*WORK TO COMPLETE*.
The records that follow are to be transcribed in full, without their images.

*RECORDS FOR THIS TASK*.
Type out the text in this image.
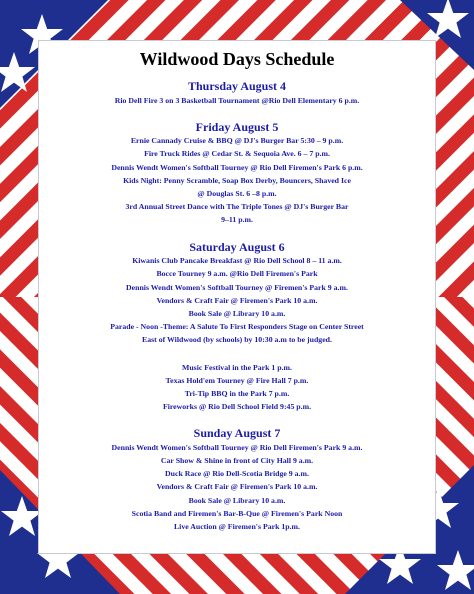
Wildwood Days Schedule
Thursday August 4
Rio Dell Fire 3 on 3 Basketball Tournament @Rio Dell Elementary 6 p.m.
Friday August 5
Ernie Cannady Cruise & BBQ @ DJ's Burger Bar 5:30 – 9 p.m.
Fire Truck Rides @ Cedar St. & Sequoia Ave. 6 – 7 p.m.
Dennis Wendt Women's Softball Tourney @ Rio Dell Firemen's Park 6 p.m.
Kids Night: Penny Scramble, Soap Box Derby, Bouncers, Shaved Ice
@ Douglas St. 6 –8 p.m.
3rd Annual Street Dance with The Triple Tones @ DJ's Burger Bar
9–11 p.m.
Saturday August 6
Kiwanis Club Pancake Breakfast @ Rio Dell School 8 – 11 a.m.
Bocce Tourney 9 a.m. @Rio Dell Firemen's Park
Dennis Wendt Women's Softball Tourney @ Firemen's Park 9 a.m.
Vendors & Craft Fair @ Firemen's Park 10 a.m.
Book Sale @ Library 10 a.m.
Parade - Noon -Theme: A Salute To First Responders Stage on Center Street
East of Wildwood (by schools) by 10:30 a.m to be judged.
Music Festival in the Park 1 p.m.
Texas Hold'em Tourney @ Fire Hall 7 p.m.
Tri-Tip BBQ in the Park 7 p.m.
Fireworks @ Rio Dell School Field 9:45 p.m.
Sunday August 7
Dennis Wendt Women's Softball Tourney @ Rio Dell Firemen's Park 9 a.m.
Car Show & Shine in front of City Hall 9 a.m.
Duck Race @ Rio Dell-Scotia Bridge 9 a.m.
Vendors & Craft Fair @ Firemen's Park 10 a.m.
Book Sale @ Library 10 a.m.
Scotia Band and Firemen's Bar-B-Que @ Firemen's Park Noon
Live Auction @ Firemen's Park 1p.m.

*TASK RESULT*.
Type out the text in this image.
Wildwood Days Schedule
Thursday August 4
Rio Dell Fire 3 on 3 Basketball Tournament @Rio Dell Elementary 6 p.m.
Friday August 5
Ernie Cannady Cruise & BBQ @ DJ's Burger Bar 5:30 – 9 p.m.
Fire Truck Rides @ Cedar St. & Sequoia Ave. 6 – 7 p.m.
Dennis Wendt Women's Softball Tourney @ Rio Dell Firemen's Park 6 p.m.
Kids Night: Penny Scramble, Soap Box Derby, Bouncers, Shaved Ice
@ Douglas St. 6 –8 p.m.
3rd Annual Street Dance with The Triple Tones @ DJ's Burger Bar
9–11 p.m.
Saturday August 6
Kiwanis Club Pancake Breakfast @ Rio Dell School 8 – 11 a.m.
Bocce Tourney 9 a.m. @Rio Dell Firemen's Park
Dennis Wendt Women's Softball Tourney @ Firemen's Park 9 a.m.
Vendors & Craft Fair @ Firemen's Park 10 a.m.
Book Sale @ Library 10 a.m.
Parade - Noon -Theme: A Salute To First Responders Stage on Center Street
East of Wildwood (by schools) by 10:30 a.m to be judged.
Music Festival in the Park 1 p.m.
Texas Hold'em Tourney @ Fire Hall 7 p.m.
Tri-Tip BBQ in the Park 7 p.m.
Fireworks @ Rio Dell School Field 9:45 p.m.
Sunday August 7
Dennis Wendt Women's Softball Tourney @ Rio Dell Firemen's Park 9 a.m.
Car Show & Shine in front of City Hall 9 a.m.
Duck Race @ Rio Dell-Scotia Bridge 9 a.m.
Vendors & Craft Fair @ Firemen's Park 10 a.m.
Book Sale @ Library 10 a.m.
Scotia Band and Firemen's Bar-B-Que @ Firemen's Park Noon
Live Auction @ Firemen's Park 1p.m.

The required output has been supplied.